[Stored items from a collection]
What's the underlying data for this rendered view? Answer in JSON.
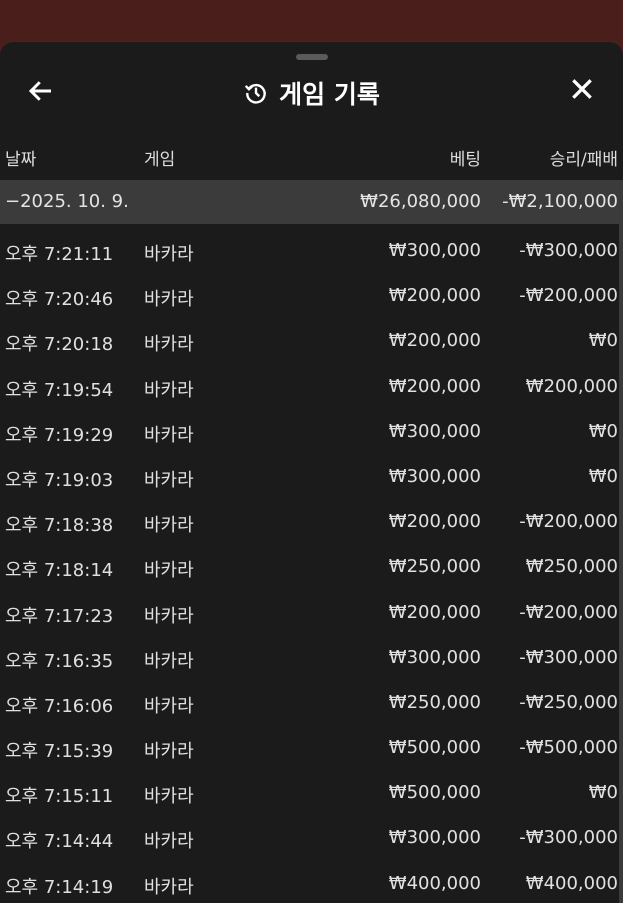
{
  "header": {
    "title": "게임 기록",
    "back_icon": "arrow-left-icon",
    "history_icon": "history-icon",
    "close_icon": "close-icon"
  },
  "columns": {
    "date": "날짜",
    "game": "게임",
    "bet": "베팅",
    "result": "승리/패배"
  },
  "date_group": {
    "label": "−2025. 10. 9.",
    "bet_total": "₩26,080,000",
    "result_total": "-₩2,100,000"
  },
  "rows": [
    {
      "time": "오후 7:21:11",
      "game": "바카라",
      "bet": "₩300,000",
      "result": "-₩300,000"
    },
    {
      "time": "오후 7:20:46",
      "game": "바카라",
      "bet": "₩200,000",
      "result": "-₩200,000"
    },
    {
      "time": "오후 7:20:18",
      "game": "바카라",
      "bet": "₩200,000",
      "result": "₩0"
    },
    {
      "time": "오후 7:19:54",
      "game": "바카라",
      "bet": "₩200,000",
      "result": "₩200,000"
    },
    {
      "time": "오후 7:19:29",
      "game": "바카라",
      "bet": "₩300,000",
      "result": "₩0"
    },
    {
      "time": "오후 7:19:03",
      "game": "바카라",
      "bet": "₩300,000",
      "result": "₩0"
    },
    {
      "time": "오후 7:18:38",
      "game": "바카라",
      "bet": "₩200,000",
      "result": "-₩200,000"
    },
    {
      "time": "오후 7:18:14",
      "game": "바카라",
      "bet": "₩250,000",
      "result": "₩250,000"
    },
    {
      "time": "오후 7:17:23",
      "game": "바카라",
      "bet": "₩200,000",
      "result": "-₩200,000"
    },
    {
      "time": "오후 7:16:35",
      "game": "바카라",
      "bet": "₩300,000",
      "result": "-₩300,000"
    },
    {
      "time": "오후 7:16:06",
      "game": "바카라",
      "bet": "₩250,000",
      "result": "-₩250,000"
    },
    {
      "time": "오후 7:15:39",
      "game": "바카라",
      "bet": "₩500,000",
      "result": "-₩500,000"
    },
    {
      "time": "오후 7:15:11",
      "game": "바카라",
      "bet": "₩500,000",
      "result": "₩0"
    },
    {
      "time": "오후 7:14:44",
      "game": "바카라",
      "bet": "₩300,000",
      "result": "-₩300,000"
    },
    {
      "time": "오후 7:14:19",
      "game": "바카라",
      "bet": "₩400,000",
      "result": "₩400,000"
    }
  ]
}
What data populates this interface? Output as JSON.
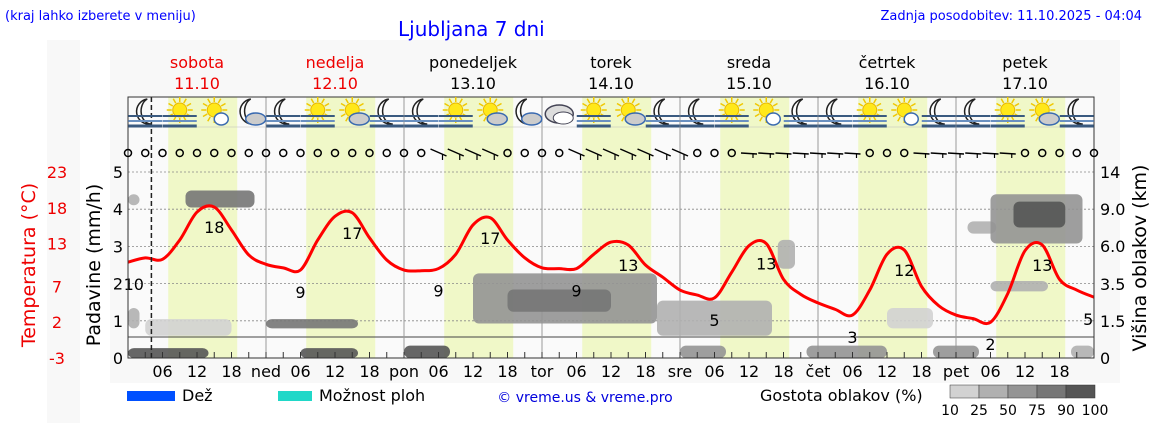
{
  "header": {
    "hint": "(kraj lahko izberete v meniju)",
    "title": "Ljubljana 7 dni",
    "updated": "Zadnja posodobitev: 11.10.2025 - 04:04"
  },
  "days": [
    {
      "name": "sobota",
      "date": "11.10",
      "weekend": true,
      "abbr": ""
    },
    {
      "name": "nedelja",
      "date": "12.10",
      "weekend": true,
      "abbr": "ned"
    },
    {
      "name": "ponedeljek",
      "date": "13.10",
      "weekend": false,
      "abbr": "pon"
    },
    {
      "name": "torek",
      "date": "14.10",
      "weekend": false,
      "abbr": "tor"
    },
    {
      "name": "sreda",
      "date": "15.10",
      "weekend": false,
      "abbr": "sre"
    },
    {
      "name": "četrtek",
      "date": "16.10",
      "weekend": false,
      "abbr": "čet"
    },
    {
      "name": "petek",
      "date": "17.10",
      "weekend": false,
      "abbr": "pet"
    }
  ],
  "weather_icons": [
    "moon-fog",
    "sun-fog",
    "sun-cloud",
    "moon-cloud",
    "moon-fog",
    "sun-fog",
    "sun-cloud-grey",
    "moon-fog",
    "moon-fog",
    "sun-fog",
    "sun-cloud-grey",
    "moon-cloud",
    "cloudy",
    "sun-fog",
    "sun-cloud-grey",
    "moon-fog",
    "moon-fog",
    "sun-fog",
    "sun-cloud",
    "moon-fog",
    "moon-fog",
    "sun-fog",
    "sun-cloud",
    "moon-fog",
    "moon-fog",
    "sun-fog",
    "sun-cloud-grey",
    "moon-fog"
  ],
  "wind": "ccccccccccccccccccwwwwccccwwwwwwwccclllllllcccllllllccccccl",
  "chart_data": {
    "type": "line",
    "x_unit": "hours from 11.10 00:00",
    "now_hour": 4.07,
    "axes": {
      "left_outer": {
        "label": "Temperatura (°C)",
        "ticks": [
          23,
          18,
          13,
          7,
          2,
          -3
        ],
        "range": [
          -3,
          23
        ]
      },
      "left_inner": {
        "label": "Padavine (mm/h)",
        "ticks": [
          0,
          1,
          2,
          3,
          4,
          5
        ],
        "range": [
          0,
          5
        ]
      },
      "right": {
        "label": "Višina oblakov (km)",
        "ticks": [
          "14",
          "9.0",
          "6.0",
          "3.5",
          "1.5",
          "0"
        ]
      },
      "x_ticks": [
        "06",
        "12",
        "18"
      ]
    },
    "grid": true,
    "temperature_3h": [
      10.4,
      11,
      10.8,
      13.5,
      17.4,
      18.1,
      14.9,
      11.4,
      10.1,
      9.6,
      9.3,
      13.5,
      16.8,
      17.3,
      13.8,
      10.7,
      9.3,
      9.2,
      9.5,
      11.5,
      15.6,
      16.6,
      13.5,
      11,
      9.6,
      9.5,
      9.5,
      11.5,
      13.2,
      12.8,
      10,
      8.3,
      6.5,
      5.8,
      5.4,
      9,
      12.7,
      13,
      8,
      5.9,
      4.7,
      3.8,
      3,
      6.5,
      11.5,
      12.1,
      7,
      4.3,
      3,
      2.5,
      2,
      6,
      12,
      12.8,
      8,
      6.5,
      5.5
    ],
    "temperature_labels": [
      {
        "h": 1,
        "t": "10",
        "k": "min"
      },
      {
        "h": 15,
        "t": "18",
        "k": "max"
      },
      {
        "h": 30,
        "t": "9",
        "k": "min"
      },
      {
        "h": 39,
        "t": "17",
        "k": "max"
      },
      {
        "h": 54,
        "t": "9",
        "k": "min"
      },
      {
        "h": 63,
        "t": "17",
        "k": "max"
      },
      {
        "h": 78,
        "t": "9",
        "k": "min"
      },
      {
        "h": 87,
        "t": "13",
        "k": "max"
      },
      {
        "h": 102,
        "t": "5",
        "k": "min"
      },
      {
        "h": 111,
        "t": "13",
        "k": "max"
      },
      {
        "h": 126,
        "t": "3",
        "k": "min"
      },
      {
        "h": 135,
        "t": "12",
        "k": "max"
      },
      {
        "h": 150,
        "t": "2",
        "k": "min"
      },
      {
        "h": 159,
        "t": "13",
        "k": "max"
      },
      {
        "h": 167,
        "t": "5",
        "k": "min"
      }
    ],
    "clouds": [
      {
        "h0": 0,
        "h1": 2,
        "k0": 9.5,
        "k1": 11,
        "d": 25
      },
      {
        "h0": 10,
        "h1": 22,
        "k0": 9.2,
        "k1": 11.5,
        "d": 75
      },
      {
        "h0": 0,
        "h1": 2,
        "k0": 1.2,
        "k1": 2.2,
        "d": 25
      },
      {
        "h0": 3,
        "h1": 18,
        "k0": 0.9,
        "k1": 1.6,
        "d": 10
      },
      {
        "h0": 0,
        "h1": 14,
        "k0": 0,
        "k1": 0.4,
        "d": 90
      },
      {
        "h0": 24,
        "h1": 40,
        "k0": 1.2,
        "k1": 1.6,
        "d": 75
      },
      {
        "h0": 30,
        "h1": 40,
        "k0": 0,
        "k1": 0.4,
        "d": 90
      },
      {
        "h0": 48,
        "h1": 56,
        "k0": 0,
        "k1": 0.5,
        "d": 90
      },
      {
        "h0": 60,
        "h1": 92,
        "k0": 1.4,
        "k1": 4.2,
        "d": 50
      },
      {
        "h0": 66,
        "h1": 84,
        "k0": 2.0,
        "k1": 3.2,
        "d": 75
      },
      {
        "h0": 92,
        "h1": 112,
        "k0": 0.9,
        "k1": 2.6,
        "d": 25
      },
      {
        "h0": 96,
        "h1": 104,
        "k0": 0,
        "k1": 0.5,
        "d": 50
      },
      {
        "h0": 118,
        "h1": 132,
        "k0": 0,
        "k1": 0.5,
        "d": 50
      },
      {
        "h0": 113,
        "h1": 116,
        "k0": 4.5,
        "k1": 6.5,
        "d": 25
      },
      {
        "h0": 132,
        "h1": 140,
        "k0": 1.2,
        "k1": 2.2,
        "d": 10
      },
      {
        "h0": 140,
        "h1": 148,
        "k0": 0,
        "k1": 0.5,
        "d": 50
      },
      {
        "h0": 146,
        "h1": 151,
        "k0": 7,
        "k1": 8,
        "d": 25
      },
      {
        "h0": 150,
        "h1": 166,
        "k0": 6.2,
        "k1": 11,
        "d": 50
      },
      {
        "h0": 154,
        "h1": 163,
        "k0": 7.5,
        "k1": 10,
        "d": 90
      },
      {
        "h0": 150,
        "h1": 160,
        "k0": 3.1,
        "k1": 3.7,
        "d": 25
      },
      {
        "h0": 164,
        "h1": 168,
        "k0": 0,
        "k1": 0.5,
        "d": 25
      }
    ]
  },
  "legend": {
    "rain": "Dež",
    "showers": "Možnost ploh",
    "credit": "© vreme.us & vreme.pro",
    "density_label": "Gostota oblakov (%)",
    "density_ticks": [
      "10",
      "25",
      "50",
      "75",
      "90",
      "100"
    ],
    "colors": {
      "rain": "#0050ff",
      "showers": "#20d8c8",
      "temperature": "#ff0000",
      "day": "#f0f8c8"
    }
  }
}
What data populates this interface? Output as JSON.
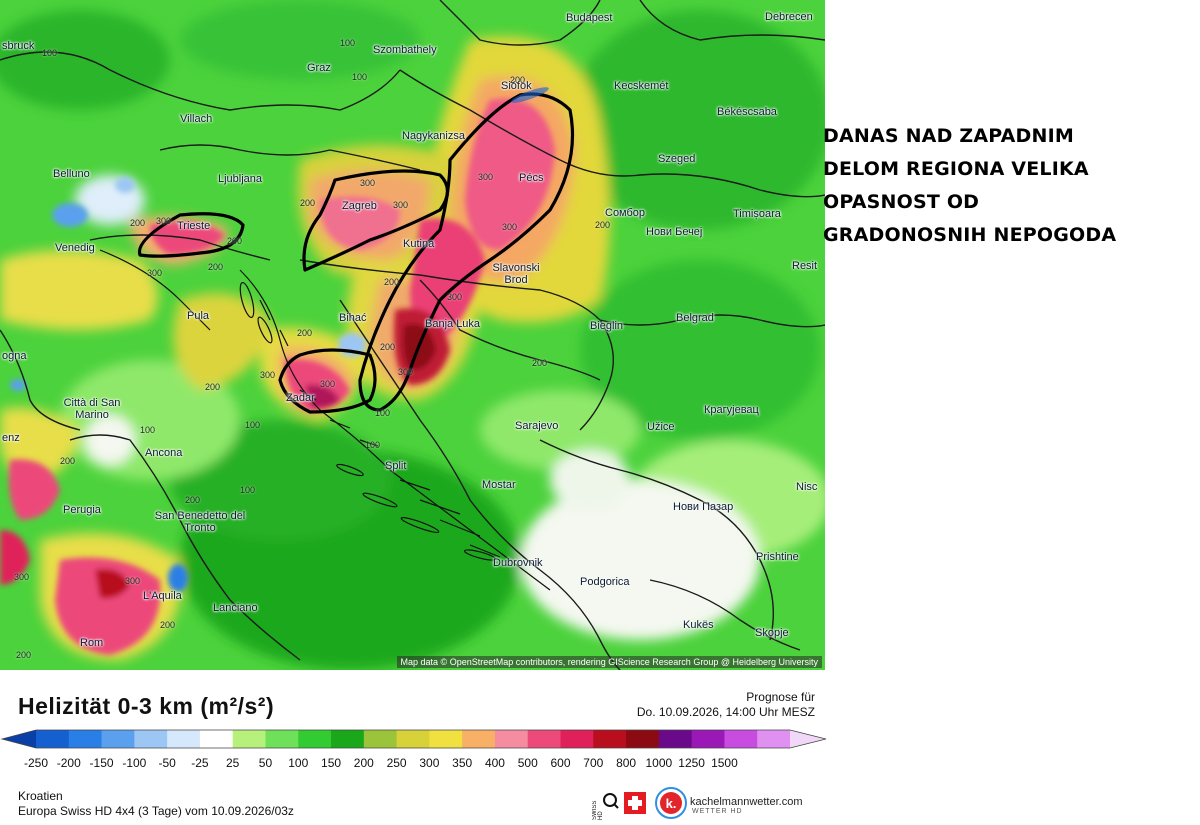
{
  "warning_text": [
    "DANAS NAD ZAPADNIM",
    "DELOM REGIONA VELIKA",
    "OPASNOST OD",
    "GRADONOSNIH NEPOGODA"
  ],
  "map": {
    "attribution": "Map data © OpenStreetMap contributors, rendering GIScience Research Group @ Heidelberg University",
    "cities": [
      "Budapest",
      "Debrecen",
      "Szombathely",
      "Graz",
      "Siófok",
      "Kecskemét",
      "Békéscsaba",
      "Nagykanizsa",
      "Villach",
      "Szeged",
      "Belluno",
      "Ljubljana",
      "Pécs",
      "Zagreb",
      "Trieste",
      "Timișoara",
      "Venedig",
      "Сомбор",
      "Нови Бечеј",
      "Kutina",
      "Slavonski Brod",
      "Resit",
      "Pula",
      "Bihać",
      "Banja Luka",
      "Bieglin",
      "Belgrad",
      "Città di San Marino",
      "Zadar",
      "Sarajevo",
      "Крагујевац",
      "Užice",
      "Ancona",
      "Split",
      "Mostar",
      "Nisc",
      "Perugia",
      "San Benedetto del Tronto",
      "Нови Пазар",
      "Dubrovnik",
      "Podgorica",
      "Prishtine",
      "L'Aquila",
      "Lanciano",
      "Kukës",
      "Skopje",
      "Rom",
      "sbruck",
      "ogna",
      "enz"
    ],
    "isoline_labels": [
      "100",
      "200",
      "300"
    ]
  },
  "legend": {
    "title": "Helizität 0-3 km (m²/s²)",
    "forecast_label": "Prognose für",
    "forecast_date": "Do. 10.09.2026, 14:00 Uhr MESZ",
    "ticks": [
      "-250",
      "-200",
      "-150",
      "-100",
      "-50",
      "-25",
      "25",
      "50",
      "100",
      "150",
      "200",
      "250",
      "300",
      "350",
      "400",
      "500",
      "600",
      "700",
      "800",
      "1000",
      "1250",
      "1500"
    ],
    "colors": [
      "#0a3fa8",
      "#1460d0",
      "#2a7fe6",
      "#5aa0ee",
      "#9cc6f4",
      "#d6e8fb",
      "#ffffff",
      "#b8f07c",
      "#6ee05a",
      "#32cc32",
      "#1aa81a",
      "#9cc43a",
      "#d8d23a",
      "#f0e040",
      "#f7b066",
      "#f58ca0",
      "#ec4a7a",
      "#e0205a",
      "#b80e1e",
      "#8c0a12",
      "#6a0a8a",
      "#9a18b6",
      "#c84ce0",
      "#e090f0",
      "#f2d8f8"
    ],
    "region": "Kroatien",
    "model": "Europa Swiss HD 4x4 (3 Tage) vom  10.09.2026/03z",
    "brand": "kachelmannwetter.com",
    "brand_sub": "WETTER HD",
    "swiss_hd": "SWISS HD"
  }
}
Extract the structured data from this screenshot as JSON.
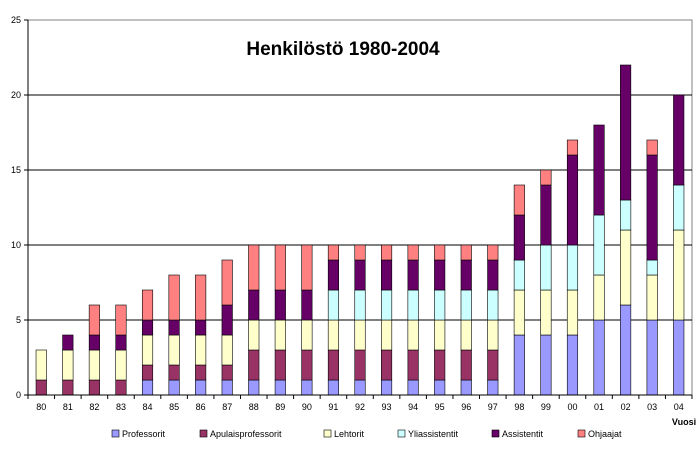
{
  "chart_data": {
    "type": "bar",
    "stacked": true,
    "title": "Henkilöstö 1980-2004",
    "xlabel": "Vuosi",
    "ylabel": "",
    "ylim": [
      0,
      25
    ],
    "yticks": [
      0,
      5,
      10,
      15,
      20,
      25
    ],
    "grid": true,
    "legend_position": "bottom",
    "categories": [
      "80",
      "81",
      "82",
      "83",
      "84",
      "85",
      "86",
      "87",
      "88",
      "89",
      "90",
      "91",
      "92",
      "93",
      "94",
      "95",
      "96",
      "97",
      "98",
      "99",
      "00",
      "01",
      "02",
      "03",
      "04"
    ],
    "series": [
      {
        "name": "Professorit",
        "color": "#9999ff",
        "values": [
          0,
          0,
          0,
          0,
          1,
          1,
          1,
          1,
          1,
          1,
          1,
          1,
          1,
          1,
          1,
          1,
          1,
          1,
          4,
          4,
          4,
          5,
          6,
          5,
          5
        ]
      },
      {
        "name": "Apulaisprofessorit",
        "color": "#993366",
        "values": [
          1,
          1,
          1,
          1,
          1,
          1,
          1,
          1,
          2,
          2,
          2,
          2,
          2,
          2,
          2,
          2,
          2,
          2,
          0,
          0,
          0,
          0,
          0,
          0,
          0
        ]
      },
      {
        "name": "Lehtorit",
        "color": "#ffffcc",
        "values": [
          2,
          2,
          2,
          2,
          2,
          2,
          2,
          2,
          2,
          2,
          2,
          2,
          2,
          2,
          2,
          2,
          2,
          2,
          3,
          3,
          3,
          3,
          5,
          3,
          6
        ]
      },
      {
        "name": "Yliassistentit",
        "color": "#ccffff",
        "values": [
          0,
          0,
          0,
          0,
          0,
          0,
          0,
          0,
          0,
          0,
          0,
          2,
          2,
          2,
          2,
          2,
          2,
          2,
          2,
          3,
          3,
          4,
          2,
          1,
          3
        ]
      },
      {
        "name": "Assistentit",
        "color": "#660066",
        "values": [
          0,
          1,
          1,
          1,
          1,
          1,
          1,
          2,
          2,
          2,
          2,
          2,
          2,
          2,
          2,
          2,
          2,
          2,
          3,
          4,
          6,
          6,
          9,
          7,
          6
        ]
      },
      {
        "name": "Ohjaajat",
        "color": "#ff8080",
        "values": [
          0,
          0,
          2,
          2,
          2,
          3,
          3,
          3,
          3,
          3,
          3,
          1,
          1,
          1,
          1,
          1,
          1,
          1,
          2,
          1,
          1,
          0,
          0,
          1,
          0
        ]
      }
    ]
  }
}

◆ Goal
Note every line above where the string "showers" shows up, and copy those lines.

◆ Complete output
    "showers": "Možnost ploh",
      "showers": "#20d8c8",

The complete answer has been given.